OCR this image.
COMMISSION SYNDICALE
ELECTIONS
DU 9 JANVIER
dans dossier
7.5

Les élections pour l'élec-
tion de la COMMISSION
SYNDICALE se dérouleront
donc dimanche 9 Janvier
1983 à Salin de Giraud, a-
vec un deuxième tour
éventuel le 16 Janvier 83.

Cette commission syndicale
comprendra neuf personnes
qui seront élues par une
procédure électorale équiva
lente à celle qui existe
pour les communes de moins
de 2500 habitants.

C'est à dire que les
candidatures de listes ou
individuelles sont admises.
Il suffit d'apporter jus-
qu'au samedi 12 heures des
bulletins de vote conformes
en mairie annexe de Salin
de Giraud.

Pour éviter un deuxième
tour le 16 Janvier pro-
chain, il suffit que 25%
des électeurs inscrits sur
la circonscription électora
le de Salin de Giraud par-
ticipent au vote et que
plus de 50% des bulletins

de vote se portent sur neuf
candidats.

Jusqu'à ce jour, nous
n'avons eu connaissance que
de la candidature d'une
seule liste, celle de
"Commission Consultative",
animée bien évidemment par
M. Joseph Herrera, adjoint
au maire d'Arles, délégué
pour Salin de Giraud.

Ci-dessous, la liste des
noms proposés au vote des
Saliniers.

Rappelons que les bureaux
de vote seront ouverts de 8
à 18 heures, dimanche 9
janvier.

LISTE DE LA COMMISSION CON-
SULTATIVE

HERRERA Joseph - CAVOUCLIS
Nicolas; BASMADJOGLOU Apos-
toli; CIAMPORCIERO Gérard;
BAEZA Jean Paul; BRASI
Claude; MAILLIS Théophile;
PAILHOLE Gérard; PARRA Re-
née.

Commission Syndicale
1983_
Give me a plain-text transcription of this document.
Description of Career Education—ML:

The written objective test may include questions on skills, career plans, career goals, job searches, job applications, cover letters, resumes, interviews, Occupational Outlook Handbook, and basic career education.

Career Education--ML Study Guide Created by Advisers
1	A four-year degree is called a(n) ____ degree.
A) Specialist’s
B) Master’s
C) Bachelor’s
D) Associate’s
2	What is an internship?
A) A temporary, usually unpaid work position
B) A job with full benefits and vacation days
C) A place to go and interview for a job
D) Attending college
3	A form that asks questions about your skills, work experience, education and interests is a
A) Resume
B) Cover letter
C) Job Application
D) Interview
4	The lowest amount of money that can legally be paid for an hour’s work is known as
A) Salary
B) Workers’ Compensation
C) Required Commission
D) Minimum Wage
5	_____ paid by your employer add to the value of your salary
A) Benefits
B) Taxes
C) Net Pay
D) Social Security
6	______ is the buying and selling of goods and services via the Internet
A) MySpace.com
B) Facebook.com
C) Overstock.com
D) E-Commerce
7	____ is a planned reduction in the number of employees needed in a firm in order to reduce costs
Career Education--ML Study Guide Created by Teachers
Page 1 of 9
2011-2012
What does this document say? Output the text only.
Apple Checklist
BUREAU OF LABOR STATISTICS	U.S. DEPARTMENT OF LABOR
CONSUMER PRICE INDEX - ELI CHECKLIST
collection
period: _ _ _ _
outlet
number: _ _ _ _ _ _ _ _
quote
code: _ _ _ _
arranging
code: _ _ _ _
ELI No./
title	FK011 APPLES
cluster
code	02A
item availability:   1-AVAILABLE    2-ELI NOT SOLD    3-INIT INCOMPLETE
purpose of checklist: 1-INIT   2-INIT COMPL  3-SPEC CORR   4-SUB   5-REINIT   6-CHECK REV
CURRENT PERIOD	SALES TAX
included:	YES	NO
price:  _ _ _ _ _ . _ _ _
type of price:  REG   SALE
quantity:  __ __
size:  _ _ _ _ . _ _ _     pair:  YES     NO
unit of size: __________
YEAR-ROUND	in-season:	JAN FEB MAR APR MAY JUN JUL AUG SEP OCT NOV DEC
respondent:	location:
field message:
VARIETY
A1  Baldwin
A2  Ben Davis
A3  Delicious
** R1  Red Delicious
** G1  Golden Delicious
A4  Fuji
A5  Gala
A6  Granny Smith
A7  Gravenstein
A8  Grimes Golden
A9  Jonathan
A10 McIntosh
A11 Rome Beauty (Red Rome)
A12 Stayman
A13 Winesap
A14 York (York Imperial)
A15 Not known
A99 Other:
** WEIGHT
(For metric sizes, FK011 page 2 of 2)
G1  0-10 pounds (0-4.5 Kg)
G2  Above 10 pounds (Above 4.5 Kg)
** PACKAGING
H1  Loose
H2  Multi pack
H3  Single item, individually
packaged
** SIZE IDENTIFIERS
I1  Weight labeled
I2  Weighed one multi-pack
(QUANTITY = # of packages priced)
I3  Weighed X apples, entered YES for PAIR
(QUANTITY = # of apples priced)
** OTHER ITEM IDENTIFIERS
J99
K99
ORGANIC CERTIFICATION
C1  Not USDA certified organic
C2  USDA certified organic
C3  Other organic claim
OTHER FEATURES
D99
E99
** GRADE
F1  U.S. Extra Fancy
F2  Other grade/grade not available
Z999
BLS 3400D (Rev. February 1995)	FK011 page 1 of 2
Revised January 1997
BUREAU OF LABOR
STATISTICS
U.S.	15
_____
**PROBLEM STATEMENT:** The records above should be restated word for word, please.

**TASK RESPONSE:**
OCR this image.
COMMISSION SYNDICALE
ELECTIONS
DU 9 JANVIER
dans dossier
7.5

Les élections pour l'élec-
tion de la COMMISSION
SYNDICALE se dérouleront
donc dimanche 9 Janvier
1983 à Salin de Giraud, a-
vec un deuxième tour
éventuel le 16 Janvier 83.

Cette commission syndicale
comprendra neuf personnes
qui seront élues par une
procédure électorale équiva
lente à celle qui existe
pour les communes de moins
de 2500 habitants.

C'est à dire que les
candidatures de listes ou
individuelles sont admises.
Il suffit d'apporter jus-
qu'au samedi 12 heures des
bulletins de vote conformes
en mairie annexe de Salin
de Giraud.

Pour éviter un deuxième
tour le 16 Janvier pro-
chain, il suffit que 25%
des électeurs inscrits sur
la circonscription électora
le de Salin de Giraud par-
ticipent au vote et que
plus de 50% des bulletins

de vote se portent sur neuf
candidats.

Jusqu'à ce jour, nous
n'avons eu connaissance que
de la candidature d'une
seule liste, celle de
"Commission Consultative",
animée bien évidemment par
M. Joseph Herrera, adjoint
au maire d'Arles, délégué
pour Salin de Giraud.

Ci-dessous, la liste des
noms proposés au vote des
Saliniers.

Rappelons que les bureaux
de vote seront ouverts de 8
à 18 heures, dimanche 9
janvier.

LISTE DE LA COMMISSION CON-
SULTATIVE

HERRERA Joseph - CAVOUCLIS
Nicolas; BASMADJOGLOU Apos-
toli; CIAMPORCIERO Gérard;
BAEZA Jean Paul; BRASI
Claude; MAILLIS Théophile;
PAILHOLE Gérard; PARRA Re-
née.

Commission Syndicale
1983_
Give me a plain-text transcription of this document.
Description of Career Education—ML:

The written objective test may include questions on skills, career plans, career goals, job searches, job applications, cover letters, resumes, interviews, Occupational Outlook Handbook, and basic career education.

Career Education--ML Study Guide Created by Advisers
1	A four-year degree is called a(n) ____ degree.
A) Specialist’s
B) Master’s
C) Bachelor’s
D) Associate’s
2	What is an internship?
A) A temporary, usually unpaid work position
B) A job with full benefits and vacation days
C) A place to go and interview for a job
D) Attending college
3	A form that asks questions about your skills, work experience, education and interests is a
A) Resume
B) Cover letter
C) Job Application
D) Interview
4	The lowest amount of money that can legally be paid for an hour’s work is known as
A) Salary
B) Workers’ Compensation
C) Required Commission
D) Minimum Wage
5	_____ paid by your employer add to the value of your salary
A) Benefits
B) Taxes
C) Net Pay
D) Social Security
6	______ is the buying and selling of goods and services via the Internet
A) MySpace.com
B) Facebook.com
C) Overstock.com
D) E-Commerce
7	____ is a planned reduction in the number of employees needed in a firm in order to reduce costs
Career Education--ML Study Guide Created by Teachers
Page 1 of 9
2011-2012
What does this document say? Output the text only.
Apple Checklist
BUREAU OF LABOR STATISTICS	U.S. DEPARTMENT OF LABOR
CONSUMER PRICE INDEX - ELI CHECKLIST
collection
period: _ _ _ _
outlet
number: _ _ _ _ _ _ _ _
quote
code: _ _ _ _
arranging
code: _ _ _ _
ELI No./
title	FK011 APPLES
cluster
code	02A
item availability:   1-AVAILABLE    2-ELI NOT SOLD    3-INIT INCOMPLETE
purpose of checklist: 1-INIT   2-INIT COMPL  3-SPEC CORR   4-SUB   5-REINIT   6-CHECK REV
CURRENT PERIOD	SALES TAX
included:	YES	NO
price:  _ _ _ _ _ . _ _ _
type of price:  REG   SALE
quantity:  __ __
size:  _ _ _ _ . _ _ _     pair:  YES     NO
unit of size: __________
YEAR-ROUND	in-season:	JAN FEB MAR APR MAY JUN JUL AUG SEP OCT NOV DEC
respondent:	location:
field message:
VARIETY
A1  Baldwin
A2  Ben Davis
A3  Delicious
** R1  Red Delicious
** G1  Golden Delicious
A4  Fuji
A5  Gala
A6  Granny Smith
A7  Gravenstein
A8  Grimes Golden
A9  Jonathan
A10 McIntosh
A11 Rome Beauty (Red Rome)
A12 Stayman
A13 Winesap
A14 York (York Imperial)
A15 Not known
A99 Other:
** WEIGHT
(For metric sizes, FK011 page 2 of 2)
G1  0-10 pounds (0-4.5 Kg)
G2  Above 10 pounds (Above 4.5 Kg)
** PACKAGING
H1  Loose
H2  Multi pack
H3  Single item, individually
packaged
** SIZE IDENTIFIERS
I1  Weight labeled
I2  Weighed one multi-pack
(QUANTITY = # of packages priced)
I3  Weighed X apples, entered YES for PAIR
(QUANTITY = # of apples priced)
** OTHER ITEM IDENTIFIERS
J99
K99
ORGANIC CERTIFICATION
C1  Not USDA certified organic
C2  USDA certified organic
C3  Other organic claim
OTHER FEATURES
D99
E99
** GRADE
F1  U.S. Extra Fancy
F2  Other grade/grade not available
Z999
BLS 3400D (Rev. February 1995)	FK011 page 1 of 2
Revised January 1997
BUREAU OF LABOR
STATISTICS
U.S.	15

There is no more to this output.